• **THE PROBLEM**: Extract the full set of records that follows, word for word.

• **Stored items**:
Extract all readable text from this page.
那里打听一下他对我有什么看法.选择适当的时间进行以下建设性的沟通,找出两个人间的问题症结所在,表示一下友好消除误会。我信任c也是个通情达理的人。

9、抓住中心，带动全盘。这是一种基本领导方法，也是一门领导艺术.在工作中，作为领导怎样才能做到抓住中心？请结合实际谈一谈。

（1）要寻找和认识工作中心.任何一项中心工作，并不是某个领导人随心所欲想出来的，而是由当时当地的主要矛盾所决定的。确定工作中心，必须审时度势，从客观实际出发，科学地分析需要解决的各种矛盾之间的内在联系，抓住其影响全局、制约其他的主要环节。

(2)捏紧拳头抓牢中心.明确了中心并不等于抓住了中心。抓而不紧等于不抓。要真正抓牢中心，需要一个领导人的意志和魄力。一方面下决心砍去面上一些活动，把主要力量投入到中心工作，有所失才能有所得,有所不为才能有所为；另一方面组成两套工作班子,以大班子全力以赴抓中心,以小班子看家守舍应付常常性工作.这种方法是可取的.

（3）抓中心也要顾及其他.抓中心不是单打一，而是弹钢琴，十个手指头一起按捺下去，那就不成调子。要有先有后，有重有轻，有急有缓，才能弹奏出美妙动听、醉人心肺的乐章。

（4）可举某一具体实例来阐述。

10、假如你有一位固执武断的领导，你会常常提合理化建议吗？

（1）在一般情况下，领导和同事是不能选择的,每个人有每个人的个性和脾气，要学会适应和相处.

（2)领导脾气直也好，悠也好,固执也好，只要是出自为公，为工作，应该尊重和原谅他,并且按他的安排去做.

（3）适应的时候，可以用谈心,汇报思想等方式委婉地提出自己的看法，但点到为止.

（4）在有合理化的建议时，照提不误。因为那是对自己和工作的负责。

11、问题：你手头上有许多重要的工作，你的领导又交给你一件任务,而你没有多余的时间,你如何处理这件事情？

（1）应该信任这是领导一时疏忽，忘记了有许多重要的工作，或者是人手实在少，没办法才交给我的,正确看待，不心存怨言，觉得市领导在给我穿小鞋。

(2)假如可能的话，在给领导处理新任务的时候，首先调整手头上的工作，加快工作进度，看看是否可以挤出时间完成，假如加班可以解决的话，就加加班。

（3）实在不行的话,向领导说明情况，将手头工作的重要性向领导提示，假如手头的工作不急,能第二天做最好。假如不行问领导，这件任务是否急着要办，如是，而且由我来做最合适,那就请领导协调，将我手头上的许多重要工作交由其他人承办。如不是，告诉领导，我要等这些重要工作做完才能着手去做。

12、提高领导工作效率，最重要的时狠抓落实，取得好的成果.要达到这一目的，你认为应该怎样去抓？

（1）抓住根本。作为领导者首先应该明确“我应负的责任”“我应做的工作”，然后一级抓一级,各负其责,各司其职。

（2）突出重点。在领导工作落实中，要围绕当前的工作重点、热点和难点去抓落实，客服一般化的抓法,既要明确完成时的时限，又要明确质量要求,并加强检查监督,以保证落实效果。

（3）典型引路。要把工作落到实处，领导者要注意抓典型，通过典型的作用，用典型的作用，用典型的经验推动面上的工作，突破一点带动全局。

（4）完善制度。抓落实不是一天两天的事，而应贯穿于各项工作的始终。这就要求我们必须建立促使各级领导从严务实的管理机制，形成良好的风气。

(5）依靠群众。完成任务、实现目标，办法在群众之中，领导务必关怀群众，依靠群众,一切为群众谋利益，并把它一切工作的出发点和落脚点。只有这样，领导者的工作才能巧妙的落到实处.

• **OUTPUT FOR THIS TASK**:
Extract all readable text from this page.
那里打听一下他对我有什么看法.选择适当的时间进行以下建设性的沟通,找出两个人间的问题症结所在,表示一下友好消除误会。我信任c也是个通情达理的人。

9、抓住中心，带动全盘。这是一种基本领导方法，也是一门领导艺术.在工作中，作为领导怎样才能做到抓住中心？请结合实际谈一谈。

（1）要寻找和认识工作中心.任何一项中心工作，并不是某个领导人随心所欲想出来的，而是由当时当地的主要矛盾所决定的。确定工作中心，必须审时度势，从客观实际出发，科学地分析需要解决的各种矛盾之间的内在联系，抓住其影响全局、制约其他的主要环节。

(2)捏紧拳头抓牢中心.明确了中心并不等于抓住了中心。抓而不紧等于不抓。要真正抓牢中心，需要一个领导人的意志和魄力。一方面下决心砍去面上一些活动，把主要力量投入到中心工作，有所失才能有所得,有所不为才能有所为；另一方面组成两套工作班子,以大班子全力以赴抓中心,以小班子看家守舍应付常常性工作.这种方法是可取的.

（3）抓中心也要顾及其他.抓中心不是单打一，而是弹钢琴，十个手指头一起按捺下去，那就不成调子。要有先有后，有重有轻，有急有缓，才能弹奏出美妙动听、醉人心肺的乐章。

（4）可举某一具体实例来阐述。

10、假如你有一位固执武断的领导，你会常常提合理化建议吗？

（1）在一般情况下，领导和同事是不能选择的,每个人有每个人的个性和脾气，要学会适应和相处.

（2)领导脾气直也好，悠也好,固执也好，只要是出自为公，为工作，应该尊重和原谅他,并且按他的安排去做.

（3）适应的时候，可以用谈心,汇报思想等方式委婉地提出自己的看法，但点到为止.

（4）在有合理化的建议时，照提不误。因为那是对自己和工作的负责。

11、问题：你手头上有许多重要的工作，你的领导又交给你一件任务,而你没有多余的时间,你如何处理这件事情？

（1）应该信任这是领导一时疏忽，忘记了有许多重要的工作，或者是人手实在少，没办法才交给我的,正确看待，不心存怨言，觉得市领导在给我穿小鞋。

(2)假如可能的话，在给领导处理新任务的时候，首先调整手头上的工作，加快工作进度，看看是否可以挤出时间完成，假如加班可以解决的话，就加加班。

（3）实在不行的话,向领导说明情况，将手头工作的重要性向领导提示，假如手头的工作不急,能第二天做最好。假如不行问领导，这件任务是否急着要办，如是，而且由我来做最合适,那就请领导协调，将我手头上的许多重要工作交由其他人承办。如不是，告诉领导，我要等这些重要工作做完才能着手去做。

12、提高领导工作效率，最重要的时狠抓落实，取得好的成果.要达到这一目的，你认为应该怎样去抓？

（1）抓住根本。作为领导者首先应该明确“我应负的责任”“我应做的工作”，然后一级抓一级,各负其责,各司其职。

（2）突出重点。在领导工作落实中，要围绕当前的工作重点、热点和难点去抓落实，客服一般化的抓法,既要明确完成时的时限，又要明确质量要求,并加强检查监督,以保证落实效果。

（3）典型引路。要把工作落到实处，领导者要注意抓典型，通过典型的作用，用典型的作用，用典型的经验推动面上的工作，突破一点带动全局。

（4）完善制度。抓落实不是一天两天的事，而应贯穿于各项工作的始终。这就要求我们必须建立促使各级领导从严务实的管理机制，形成良好的风气。

(5）依靠群众。完成任务、实现目标，办法在群众之中，领导务必关怀群众，依靠群众,一切为群众谋利益，并把它一切工作的出发点和落脚点。只有这样，领导者的工作才能巧妙的落到实处.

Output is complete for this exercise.